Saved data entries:
======
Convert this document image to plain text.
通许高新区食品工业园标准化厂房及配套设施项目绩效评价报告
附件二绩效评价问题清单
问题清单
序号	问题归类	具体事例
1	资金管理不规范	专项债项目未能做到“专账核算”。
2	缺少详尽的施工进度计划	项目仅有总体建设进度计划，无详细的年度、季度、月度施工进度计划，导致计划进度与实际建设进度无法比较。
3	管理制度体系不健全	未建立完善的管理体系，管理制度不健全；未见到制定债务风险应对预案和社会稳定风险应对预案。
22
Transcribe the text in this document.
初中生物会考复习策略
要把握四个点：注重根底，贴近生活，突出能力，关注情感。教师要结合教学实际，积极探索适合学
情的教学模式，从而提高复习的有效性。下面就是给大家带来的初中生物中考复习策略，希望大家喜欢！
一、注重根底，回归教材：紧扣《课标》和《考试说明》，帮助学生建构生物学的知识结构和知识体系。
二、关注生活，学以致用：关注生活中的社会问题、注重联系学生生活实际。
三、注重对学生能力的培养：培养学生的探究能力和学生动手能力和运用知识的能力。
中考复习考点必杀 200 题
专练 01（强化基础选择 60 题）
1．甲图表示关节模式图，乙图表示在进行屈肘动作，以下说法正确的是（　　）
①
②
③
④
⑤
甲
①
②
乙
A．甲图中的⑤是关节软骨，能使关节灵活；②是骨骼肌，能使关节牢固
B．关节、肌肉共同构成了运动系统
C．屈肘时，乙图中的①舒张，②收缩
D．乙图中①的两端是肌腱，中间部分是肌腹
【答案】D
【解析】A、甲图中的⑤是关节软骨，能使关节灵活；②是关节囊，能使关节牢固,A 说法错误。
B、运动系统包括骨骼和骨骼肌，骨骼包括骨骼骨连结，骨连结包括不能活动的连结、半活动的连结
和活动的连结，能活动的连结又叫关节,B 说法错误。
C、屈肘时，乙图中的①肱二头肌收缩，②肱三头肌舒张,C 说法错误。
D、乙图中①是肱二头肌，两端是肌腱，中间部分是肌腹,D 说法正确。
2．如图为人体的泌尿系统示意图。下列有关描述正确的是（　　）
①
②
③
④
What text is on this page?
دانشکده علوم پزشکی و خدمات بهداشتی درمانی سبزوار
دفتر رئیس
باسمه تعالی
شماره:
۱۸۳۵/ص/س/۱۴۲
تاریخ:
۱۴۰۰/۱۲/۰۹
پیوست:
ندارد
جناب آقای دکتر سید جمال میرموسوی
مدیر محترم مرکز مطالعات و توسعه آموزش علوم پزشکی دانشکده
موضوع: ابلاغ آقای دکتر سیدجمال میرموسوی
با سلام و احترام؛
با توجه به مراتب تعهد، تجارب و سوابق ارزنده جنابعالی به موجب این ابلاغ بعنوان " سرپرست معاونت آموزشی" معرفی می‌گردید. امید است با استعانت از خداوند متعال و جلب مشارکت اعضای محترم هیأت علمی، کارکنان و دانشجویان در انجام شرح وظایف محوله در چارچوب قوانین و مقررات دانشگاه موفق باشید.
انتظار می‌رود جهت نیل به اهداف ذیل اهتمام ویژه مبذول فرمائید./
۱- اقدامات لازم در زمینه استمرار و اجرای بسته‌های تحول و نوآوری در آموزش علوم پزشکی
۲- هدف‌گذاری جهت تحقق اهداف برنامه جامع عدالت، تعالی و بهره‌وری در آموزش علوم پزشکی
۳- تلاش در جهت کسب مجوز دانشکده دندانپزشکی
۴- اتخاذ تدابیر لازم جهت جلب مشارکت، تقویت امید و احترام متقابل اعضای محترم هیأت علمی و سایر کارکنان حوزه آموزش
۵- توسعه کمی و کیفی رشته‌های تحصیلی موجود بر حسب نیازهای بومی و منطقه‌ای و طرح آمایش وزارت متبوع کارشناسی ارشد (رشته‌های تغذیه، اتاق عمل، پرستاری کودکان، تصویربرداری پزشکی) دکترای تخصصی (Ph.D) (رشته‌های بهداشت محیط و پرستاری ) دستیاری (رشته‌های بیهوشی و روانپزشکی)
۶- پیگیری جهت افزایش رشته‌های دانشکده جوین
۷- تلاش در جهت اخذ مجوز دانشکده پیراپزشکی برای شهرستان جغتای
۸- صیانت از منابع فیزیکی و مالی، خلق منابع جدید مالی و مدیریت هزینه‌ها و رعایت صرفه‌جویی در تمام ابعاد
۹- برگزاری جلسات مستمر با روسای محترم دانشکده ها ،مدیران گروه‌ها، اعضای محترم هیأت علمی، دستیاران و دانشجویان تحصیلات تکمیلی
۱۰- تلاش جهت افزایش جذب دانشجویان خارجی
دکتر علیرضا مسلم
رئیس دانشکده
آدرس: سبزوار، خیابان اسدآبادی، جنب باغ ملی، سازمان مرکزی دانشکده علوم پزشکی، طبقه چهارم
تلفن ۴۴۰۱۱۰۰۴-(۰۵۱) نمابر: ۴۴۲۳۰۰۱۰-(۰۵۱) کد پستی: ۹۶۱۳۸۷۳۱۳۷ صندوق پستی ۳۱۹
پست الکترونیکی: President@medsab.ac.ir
======
▸ **The request**: Please reproduce all of the entries exactly as they stand.

▸ **Problem solution**:
Convert this document image to plain text.
通许高新区食品工业园标准化厂房及配套设施项目绩效评价报告
附件二绩效评价问题清单
问题清单
序号	问题归类	具体事例
1	资金管理不规范	专项债项目未能做到“专账核算”。
2	缺少详尽的施工进度计划	项目仅有总体建设进度计划，无详细的年度、季度、月度施工进度计划，导致计划进度与实际建设进度无法比较。
3	管理制度体系不健全	未建立完善的管理体系，管理制度不健全；未见到制定债务风险应对预案和社会稳定风险应对预案。
22
Transcribe the text in this document.
初中生物会考复习策略
要把握四个点：注重根底，贴近生活，突出能力，关注情感。教师要结合教学实际，积极探索适合学
情的教学模式，从而提高复习的有效性。下面就是给大家带来的初中生物中考复习策略，希望大家喜欢！
一、注重根底，回归教材：紧扣《课标》和《考试说明》，帮助学生建构生物学的知识结构和知识体系。
二、关注生活，学以致用：关注生活中的社会问题、注重联系学生生活实际。
三、注重对学生能力的培养：培养学生的探究能力和学生动手能力和运用知识的能力。
中考复习考点必杀 200 题
专练 01（强化基础选择 60 题）
1．甲图表示关节模式图，乙图表示在进行屈肘动作，以下说法正确的是（　　）
①
②
③
④
⑤
甲
①
②
乙
A．甲图中的⑤是关节软骨，能使关节灵活；②是骨骼肌，能使关节牢固
B．关节、肌肉共同构成了运动系统
C．屈肘时，乙图中的①舒张，②收缩
D．乙图中①的两端是肌腱，中间部分是肌腹
【答案】D
【解析】A、甲图中的⑤是关节软骨，能使关节灵活；②是关节囊，能使关节牢固,A 说法错误。
B、运动系统包括骨骼和骨骼肌，骨骼包括骨骼骨连结，骨连结包括不能活动的连结、半活动的连结
和活动的连结，能活动的连结又叫关节,B 说法错误。
C、屈肘时，乙图中的①肱二头肌收缩，②肱三头肌舒张,C 说法错误。
D、乙图中①是肱二头肌，两端是肌腱，中间部分是肌腹,D 说法正确。
2．如图为人体的泌尿系统示意图。下列有关描述正确的是（　　）
①
②
③
④
What text is on this page?
دانشکده علوم پزشکی و خدمات بهداشتی درمانی سبزوار
دفتر رئیس
باسمه تعالی
شماره:
۱۸۳۵/ص/س/۱۴۲
تاریخ:
۱۴۰۰/۱۲/۰۹
پیوست:
ندارد
جناب آقای دکتر سید جمال میرموسوی
مدیر محترم مرکز مطالعات و توسعه آموزش علوم پزشکی دانشکده
موضوع: ابلاغ آقای دکتر سیدجمال میرموسوی
با سلام و احترام؛
با توجه به مراتب تعهد، تجارب و سوابق ارزنده جنابعالی به موجب این ابلاغ بعنوان " سرپرست معاونت آموزشی" معرفی می‌گردید. امید است با استعانت از خداوند متعال و جلب مشارکت اعضای محترم هیأت علمی، کارکنان و دانشجویان در انجام شرح وظایف محوله در چارچوب قوانین و مقررات دانشگاه موفق باشید.
انتظار می‌رود جهت نیل به اهداف ذیل اهتمام ویژه مبذول فرمائید./
۱- اقدامات لازم در زمینه استمرار و اجرای بسته‌های تحول و نوآوری در آموزش علوم پزشکی
۲- هدف‌گذاری جهت تحقق اهداف برنامه جامع عدالت، تعالی و بهره‌وری در آموزش علوم پزشکی
۳- تلاش در جهت کسب مجوز دانشکده دندانپزشکی
۴- اتخاذ تدابیر لازم جهت جلب مشارکت، تقویت امید و احترام متقابل اعضای محترم هیأت علمی و سایر کارکنان حوزه آموزش
۵- توسعه کمی و کیفی رشته‌های تحصیلی موجود بر حسب نیازهای بومی و منطقه‌ای و طرح آمایش وزارت متبوع کارشناسی ارشد (رشته‌های تغذیه، اتاق عمل، پرستاری کودکان، تصویربرداری پزشکی) دکترای تخصصی (Ph.D) (رشته‌های بهداشت محیط و پرستاری ) دستیاری (رشته‌های بیهوشی و روانپزشکی)
۶- پیگیری جهت افزایش رشته‌های دانشکده جوین
۷- تلاش در جهت اخذ مجوز دانشکده پیراپزشکی برای شهرستان جغتای
۸- صیانت از منابع فیزیکی و مالی، خلق منابع جدید مالی و مدیریت هزینه‌ها و رعایت صرفه‌جویی در تمام ابعاد
۹- برگزاری جلسات مستمر با روسای محترم دانشکده ها ،مدیران گروه‌ها، اعضای محترم هیأت علمی، دستیاران و دانشجویان تحصیلات تکمیلی
۱۰- تلاش جهت افزایش جذب دانشجویان خارجی
دکتر علیرضا مسلم
رئیس دانشکده
آدرس: سبزوار، خیابان اسدآبادی، جنب باغ ملی، سازمان مرکزی دانشکده علوم پزشکی، طبقه چهارم
تلفن ۴۴۰۱۱۰۰۴-(۰۵۱) نمابر: ۴۴۲۳۰۰۱۰-(۰۵۱) کد پستی: ۹۶۱۳۸۷۳۱۳۷ صندوق پستی ۳۱۹
پست الکترونیکی: President@medsab.ac.ir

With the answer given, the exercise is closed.